**TAREFA A:**
Por favor, responda com base no trecho sobre demissões por videochamada:
(i) Qual percentual de corte de pessoal o Grupo Empiricus anunciou?
(ii) Segundo Reis, o trabalho é visto como o quê no Brasil?
(iii) Onde a pessoa demitida de forma desrespeitosa pode buscar amparo?
**TAREFA B:** Prossiga com o trecho sobre demissões por videochamada a partir da última frase apresentada.

**TRECHO SELECIONADO:**
A empresa explicou a decisão em nota divulgada para a imprensa. “Nesta segunda-feira, o Grupo Empiricus anunciou um corte planejado de 12% de pessoal. A redução do quadro foi motivada, principalmente, pela identificação de sinergias entre as equipes que compõem o grupo (Empiricus Research, Vitreo, Real Valor, Money Times e Seu Dinheiro). O momento atual, de maior interesse em renda fixa, também ajudou a balizar a decisão".

Para Reis, a dispensa de uma pessoa através de videochamada pode constranger o trabalhador. "O empregador demonstra, com esse gesto, que não vê no trabalhador uma pessoa, mas um objeto que agora ele precisa jogar no lixo em lotes. Isso é um reflexo de como a sociedade brasileira pensa o trabalho, partindo de um viés puramente econômico. No Brasil, trabalho é fator de produção. E o trabalhador é peça", defende.

O que diz a legislação

Apesar da legislação trabalhista, recentemente alterada, contemplar o trabalho remoto, ainda não existem leis claras sobre demissões através de videochamadas e mensagens.

O ideal é que o desligamento seja realizado de maneira individual, com a mesma cordialidade e profissionalismo que seriam necessários em uma demissão presencial.

Caso a pessoa que for demitida de uma forma desrespeitosa queira procurar ajuda jurídica,é possível buscar amparo em sindicatos ou com advogados particulares. Raphaella Reis afirma que é preciso reunir documentos e provas para iniciar o processo.

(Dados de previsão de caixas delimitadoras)
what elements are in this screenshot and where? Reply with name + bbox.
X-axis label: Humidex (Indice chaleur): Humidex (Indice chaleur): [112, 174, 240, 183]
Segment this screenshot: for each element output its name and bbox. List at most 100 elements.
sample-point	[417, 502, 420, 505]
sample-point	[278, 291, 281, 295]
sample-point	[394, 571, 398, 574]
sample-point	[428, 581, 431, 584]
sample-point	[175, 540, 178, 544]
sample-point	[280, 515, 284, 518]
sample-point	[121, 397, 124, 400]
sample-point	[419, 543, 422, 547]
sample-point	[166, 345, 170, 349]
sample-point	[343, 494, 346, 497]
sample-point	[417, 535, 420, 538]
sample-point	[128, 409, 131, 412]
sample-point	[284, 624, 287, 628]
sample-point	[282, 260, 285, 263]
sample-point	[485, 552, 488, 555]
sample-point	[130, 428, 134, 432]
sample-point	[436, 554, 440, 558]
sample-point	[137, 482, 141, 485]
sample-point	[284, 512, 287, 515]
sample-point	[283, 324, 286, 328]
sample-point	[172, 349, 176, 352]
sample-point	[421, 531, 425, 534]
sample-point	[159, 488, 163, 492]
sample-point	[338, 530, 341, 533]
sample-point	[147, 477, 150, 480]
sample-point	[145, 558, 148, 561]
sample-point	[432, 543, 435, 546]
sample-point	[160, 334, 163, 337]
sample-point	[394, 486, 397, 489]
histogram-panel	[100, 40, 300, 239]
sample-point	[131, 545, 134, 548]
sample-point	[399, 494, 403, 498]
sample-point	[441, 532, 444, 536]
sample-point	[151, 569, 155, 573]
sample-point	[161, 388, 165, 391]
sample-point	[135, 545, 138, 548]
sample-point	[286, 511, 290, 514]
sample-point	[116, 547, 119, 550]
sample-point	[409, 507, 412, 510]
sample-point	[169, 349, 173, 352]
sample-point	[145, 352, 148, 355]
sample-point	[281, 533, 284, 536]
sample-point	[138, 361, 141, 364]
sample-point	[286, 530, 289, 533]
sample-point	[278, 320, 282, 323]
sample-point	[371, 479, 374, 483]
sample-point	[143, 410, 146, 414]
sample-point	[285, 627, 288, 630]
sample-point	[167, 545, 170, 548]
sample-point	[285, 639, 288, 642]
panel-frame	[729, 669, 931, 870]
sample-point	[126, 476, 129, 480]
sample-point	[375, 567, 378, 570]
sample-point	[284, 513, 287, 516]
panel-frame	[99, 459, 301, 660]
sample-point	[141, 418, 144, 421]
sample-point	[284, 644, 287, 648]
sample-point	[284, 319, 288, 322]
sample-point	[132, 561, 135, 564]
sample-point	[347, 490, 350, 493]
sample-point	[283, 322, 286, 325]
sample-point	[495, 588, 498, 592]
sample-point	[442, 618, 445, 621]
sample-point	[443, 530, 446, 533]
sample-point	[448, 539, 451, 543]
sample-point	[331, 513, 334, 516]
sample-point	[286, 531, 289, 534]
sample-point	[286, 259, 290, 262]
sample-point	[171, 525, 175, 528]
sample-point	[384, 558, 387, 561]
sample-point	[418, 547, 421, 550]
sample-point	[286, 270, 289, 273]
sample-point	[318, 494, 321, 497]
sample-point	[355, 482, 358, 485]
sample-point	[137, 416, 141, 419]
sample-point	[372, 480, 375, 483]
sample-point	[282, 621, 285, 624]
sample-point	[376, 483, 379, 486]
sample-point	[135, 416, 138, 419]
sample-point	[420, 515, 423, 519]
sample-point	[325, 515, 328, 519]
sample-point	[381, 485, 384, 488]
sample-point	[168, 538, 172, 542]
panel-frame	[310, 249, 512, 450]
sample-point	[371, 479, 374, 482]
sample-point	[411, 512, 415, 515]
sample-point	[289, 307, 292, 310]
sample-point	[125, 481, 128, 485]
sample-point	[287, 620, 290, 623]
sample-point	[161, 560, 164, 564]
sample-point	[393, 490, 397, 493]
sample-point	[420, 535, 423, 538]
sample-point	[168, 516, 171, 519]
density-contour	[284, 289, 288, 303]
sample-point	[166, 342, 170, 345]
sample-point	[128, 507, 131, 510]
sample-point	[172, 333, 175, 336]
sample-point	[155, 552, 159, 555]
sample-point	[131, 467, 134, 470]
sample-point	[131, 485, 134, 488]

**RESPOSTA ESCRITA A:**
(i) 12%.
(ii) Como fator de produção.
(iii) Em sindicatos ou com advogados particulares.

**RESPOSTA ESCRITA B:**
"Para avaliar o que pode ser feito pelo trabalhador, o profissional jurídico (do sindicato ou não) precisa ter acesso ao contrato, à carteira de trabalho, aos holerites, aos prints da conversa, a gravações de reunião e outras coisas", orienta.

No caso de demissão por mensagem, é necessário que o colaborador responda ao comunidade, mostrando que leu e entendeu o que estava escrito. Apenas em 2020, foram mais de 103 mil casos de demissão através do WhastApp, segundo a plataforma de jurimetria Data Lawyer Insights.

Entre 2017 e 2021, foram contabilizados 144 mil processos envolvendo os termos demissão, Whatsapp e danos morais, sendo 103 mil ocorridos durante a pandemia da covid-19.

O pagamento da rescisão também pode ser feito através de depósito bancário e o comprovante pode ser enviado através de aplicativo, desde que ambas as partes estejam de acordo com o método.

Leis valem para profissionais PJ?

É cada vez mais comum as empresas contratarem pessoas para trabalhar com vínculo empregatício sem assinar a carteira de trabalho. Para driblar as leis vigentes, as corporações utilizam o recurso da abertura de empresas para que os funcionário se torne uma Pessoa Jurídica (PJ).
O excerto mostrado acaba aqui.